▶ **Stored data**:
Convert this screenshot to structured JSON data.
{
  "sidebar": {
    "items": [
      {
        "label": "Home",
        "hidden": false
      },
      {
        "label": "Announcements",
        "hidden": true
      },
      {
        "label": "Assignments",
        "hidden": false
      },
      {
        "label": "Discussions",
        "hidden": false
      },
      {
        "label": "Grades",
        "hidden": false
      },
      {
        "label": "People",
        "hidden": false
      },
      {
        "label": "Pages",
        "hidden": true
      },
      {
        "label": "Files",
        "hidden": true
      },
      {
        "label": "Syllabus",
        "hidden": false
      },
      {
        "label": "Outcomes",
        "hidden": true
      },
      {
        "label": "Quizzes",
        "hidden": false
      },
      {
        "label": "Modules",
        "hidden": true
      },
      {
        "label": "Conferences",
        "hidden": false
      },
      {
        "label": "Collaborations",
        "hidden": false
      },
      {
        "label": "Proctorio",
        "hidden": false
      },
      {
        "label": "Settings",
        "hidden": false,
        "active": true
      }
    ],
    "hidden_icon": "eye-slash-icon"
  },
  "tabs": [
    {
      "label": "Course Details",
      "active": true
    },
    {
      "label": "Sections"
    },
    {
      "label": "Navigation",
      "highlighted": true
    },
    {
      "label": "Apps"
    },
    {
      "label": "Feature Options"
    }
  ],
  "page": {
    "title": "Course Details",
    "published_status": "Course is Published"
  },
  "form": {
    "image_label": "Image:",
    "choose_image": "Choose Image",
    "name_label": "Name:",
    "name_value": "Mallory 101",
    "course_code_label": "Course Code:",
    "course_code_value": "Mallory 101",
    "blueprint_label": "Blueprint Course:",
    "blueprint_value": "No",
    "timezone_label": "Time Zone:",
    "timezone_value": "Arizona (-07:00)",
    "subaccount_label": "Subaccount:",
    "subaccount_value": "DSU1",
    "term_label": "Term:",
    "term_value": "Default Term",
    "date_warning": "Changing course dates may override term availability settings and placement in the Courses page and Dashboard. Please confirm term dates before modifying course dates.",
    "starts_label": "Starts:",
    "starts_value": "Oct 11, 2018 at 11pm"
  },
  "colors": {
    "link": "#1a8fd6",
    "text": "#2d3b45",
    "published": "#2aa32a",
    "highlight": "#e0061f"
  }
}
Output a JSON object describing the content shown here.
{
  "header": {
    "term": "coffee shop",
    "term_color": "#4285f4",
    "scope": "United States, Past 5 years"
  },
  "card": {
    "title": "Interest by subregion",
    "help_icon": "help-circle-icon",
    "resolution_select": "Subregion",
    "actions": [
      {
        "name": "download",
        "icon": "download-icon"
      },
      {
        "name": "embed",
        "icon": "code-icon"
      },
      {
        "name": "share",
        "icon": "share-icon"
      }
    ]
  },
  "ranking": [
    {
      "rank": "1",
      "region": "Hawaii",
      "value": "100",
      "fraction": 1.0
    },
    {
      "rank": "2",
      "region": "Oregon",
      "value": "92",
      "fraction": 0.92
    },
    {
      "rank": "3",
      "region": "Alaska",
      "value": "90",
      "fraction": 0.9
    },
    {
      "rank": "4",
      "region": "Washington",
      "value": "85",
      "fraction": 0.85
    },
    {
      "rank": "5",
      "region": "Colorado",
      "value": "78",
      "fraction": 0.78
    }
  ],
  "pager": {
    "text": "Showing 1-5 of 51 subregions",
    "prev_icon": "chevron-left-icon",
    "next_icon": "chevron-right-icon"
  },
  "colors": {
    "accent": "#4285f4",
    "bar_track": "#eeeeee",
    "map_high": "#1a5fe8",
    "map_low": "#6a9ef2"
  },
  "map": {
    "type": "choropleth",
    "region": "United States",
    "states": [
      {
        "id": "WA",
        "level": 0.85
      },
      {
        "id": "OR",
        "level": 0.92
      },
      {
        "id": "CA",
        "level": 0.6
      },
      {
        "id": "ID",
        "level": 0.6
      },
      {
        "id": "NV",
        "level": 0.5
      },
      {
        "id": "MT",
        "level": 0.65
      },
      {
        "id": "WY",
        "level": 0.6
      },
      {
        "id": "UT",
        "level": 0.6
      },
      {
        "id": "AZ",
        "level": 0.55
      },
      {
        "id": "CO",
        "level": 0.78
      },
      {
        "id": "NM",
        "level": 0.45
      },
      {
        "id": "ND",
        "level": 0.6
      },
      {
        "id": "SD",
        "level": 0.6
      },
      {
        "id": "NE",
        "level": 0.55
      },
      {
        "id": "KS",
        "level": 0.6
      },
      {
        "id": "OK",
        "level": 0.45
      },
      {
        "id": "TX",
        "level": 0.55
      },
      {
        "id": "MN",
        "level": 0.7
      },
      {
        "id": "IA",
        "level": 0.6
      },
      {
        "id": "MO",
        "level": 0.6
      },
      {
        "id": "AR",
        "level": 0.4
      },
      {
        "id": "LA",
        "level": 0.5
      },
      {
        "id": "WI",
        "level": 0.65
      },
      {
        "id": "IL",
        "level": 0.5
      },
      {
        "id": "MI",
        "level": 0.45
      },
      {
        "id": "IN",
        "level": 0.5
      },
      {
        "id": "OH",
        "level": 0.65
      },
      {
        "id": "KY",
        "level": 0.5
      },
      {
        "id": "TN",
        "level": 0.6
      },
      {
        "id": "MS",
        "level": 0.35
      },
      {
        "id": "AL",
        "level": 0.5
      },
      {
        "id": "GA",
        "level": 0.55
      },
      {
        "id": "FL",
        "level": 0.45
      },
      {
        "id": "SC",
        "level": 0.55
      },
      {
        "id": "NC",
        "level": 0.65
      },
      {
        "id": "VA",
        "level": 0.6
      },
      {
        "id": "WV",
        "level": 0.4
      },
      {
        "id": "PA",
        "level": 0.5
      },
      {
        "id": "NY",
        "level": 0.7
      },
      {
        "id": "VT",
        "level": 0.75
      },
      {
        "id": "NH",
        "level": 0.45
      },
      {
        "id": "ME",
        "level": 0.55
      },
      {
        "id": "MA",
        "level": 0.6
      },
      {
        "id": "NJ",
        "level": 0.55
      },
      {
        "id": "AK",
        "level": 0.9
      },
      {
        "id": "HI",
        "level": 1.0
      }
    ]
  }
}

▶ **Directions**:
Lines that hold "Details" are the ones to copy; find all of them.

▶ **Response to the task**:
      "label": "Course Details",
    "title": "Course Details",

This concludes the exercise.